[Stored items]
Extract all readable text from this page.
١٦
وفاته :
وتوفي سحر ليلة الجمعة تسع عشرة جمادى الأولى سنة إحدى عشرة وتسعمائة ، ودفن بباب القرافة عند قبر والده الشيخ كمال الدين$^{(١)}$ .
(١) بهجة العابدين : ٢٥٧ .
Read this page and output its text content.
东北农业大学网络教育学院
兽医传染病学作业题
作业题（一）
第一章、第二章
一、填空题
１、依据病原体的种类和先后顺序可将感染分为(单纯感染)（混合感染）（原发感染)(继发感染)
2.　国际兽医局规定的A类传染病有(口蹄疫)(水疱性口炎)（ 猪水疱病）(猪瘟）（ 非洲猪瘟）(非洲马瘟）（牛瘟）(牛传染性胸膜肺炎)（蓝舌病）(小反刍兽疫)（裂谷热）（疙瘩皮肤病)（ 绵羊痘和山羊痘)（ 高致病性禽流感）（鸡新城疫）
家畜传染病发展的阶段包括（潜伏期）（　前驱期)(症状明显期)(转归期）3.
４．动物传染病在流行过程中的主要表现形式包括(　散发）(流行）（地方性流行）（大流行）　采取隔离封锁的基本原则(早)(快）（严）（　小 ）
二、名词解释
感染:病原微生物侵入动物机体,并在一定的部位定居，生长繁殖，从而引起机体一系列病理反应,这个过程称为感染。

_EXERCISE GOAL_. Copy the data above in full, character for character.

_ANSWER IN FULL_.
Extract all readable text from this page.
١٦
وفاته :
وتوفي سحر ليلة الجمعة تسع عشرة جمادى الأولى سنة إحدى عشرة وتسعمائة ، ودفن بباب القرافة عند قبر والده الشيخ كمال الدين$^{(١)}$ .
(١) بهجة العابدين : ٢٥٧ .
Read this page and output its text content.
东北农业大学网络教育学院
兽医传染病学作业题
作业题（一）
第一章、第二章
一、填空题
１、依据病原体的种类和先后顺序可将感染分为(单纯感染)（混合感染）（原发感染)(继发感染)
2.　国际兽医局规定的A类传染病有(口蹄疫)(水疱性口炎)（ 猪水疱病）(猪瘟）（ 非洲猪瘟）(非洲马瘟）（牛瘟）(牛传染性胸膜肺炎)（蓝舌病）(小反刍兽疫)（裂谷热）（疙瘩皮肤病)（ 绵羊痘和山羊痘)（ 高致病性禽流感）（鸡新城疫）
家畜传染病发展的阶段包括（潜伏期）（　前驱期)(症状明显期)(转归期）3.
４．动物传染病在流行过程中的主要表现形式包括(　散发）(流行）（地方性流行）（大流行）　采取隔离封锁的基本原则(早)(快）（严）（　小 ）
二、名词解释
感染:病原微生物侵入动物机体,并在一定的部位定居，生长繁殖，从而引起机体一系列病理反应,这个过程称为感染。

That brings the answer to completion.